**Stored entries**
:::
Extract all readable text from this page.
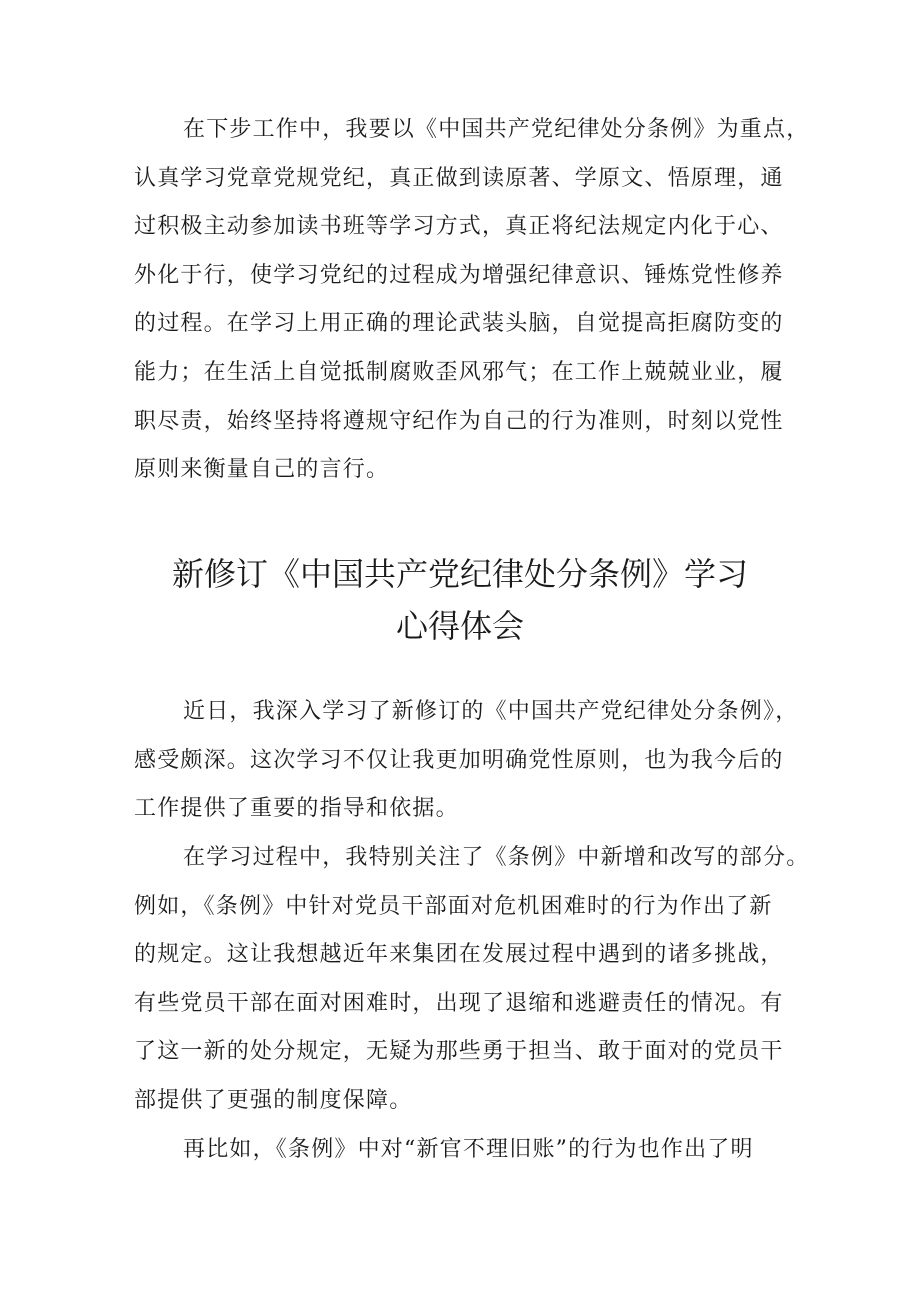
在下步工作中，我要以《中国共产党纪律处分条例》为重点，
认真学习党章党规党纪，真正做到读原著、学原文、悟原理，通
过积极主动参加读书班等学习方式，真正将纪法规定内化于心、
外化于行，使学习党纪的过程成为增强纪律意识、锤炼党性修养
的过程。在学习上用正确的理论武装头脑，自觉提高拒腐防变的
能力；在生活上自觉抵制腐败歪风邪气；在工作上兢兢业业，履
职尽责，始终坚持将遵规守纪作为自己的行为准则，时刻以党性
原则来衡量自己的言行。
新修订《中国共产党纪律处分条例》学习
心得体会
近日，我深入学习了新修订的《中国共产党纪律处分条例》，
感受颇深。这次学习不仅让我更加明确党性原则，也为我今后的
工作提供了重要的指导和依据。
在学习过程中，我特别关注了《条例》中新增和改写的部分。
例如，《条例》中针对党员干部面对危机困难时的行为作出了新
的规定。这让我想越近年来集团在发展过程中遇到的诸多挑战，
有些党员干部在面对困难时，出现了退缩和逃避责任的情况。有
了这一新的处分规定，无疑为那些勇于担当、敢于面对的党员干
部提供了更强的制度保障。
再比如，《条例》中对“新官不理旧账”的行为也作出了明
:::
**WHAT THIS TASK INVOLVES**
Transcribe the whole listing exactly. Pictures are excluded.

**TASK RESULT**
Extract all readable text from this page.
在下步工作中，我要以《中国共产党纪律处分条例》为重点，
认真学习党章党规党纪，真正做到读原著、学原文、悟原理，通
过积极主动参加读书班等学习方式，真正将纪法规定内化于心、
外化于行，使学习党纪的过程成为增强纪律意识、锤炼党性修养
的过程。在学习上用正确的理论武装头脑，自觉提高拒腐防变的
能力；在生活上自觉抵制腐败歪风邪气；在工作上兢兢业业，履
职尽责，始终坚持将遵规守纪作为自己的行为准则，时刻以党性
原则来衡量自己的言行。
新修订《中国共产党纪律处分条例》学习
心得体会
近日，我深入学习了新修订的《中国共产党纪律处分条例》，
感受颇深。这次学习不仅让我更加明确党性原则，也为我今后的
工作提供了重要的指导和依据。
在学习过程中，我特别关注了《条例》中新增和改写的部分。
例如，《条例》中针对党员干部面对危机困难时的行为作出了新
的规定。这让我想越近年来集团在发展过程中遇到的诸多挑战，
有些党员干部在面对困难时，出现了退缩和逃避责任的情况。有
了这一新的处分规定，无疑为那些勇于担当、敢于面对的党员干
部提供了更强的制度保障。
再比如，《条例》中对“新官不理旧账”的行为也作出了明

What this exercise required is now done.